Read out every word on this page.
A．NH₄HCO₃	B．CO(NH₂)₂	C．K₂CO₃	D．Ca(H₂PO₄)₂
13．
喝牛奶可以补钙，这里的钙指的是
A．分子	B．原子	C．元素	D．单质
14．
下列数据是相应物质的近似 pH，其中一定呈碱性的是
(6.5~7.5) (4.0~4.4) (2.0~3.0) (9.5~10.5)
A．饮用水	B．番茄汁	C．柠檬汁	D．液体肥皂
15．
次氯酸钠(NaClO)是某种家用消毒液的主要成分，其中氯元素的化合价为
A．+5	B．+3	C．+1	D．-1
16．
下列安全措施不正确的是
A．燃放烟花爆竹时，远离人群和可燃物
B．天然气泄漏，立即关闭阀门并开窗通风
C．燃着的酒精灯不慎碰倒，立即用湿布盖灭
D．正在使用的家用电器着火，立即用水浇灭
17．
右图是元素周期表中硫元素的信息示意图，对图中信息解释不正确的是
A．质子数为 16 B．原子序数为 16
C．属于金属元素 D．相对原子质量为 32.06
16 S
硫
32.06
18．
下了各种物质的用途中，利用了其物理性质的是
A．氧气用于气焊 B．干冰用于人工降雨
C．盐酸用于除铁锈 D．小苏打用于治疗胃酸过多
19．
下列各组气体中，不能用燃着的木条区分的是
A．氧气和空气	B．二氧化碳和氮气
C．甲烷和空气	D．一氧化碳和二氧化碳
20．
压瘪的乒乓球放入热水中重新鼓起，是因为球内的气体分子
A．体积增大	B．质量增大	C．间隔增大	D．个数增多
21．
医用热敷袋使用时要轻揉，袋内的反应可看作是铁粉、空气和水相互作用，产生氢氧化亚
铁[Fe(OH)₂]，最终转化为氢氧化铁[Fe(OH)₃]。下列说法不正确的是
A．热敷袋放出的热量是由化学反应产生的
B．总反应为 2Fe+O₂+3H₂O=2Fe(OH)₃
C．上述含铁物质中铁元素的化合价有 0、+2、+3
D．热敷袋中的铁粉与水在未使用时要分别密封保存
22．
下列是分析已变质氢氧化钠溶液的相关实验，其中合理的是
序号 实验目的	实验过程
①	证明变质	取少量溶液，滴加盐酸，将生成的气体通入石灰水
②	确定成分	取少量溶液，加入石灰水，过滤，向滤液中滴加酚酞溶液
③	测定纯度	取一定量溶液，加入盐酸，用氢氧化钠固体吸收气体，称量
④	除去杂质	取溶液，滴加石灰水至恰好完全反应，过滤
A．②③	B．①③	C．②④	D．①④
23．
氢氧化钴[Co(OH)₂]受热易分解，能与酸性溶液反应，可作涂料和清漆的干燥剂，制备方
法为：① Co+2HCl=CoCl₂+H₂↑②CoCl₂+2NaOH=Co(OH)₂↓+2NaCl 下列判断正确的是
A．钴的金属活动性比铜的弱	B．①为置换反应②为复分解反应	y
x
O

▶ [Exercise prompt]:
Go through the records. Copy each line where "取少量溶液" appears.

▶ [The answer]:
①	证明变质	取少量溶液，滴加盐酸，将生成的气体通入石灰水
②	确定成分	取少量溶液，加入石灰水，过滤，向滤液中滴加酚酞溶液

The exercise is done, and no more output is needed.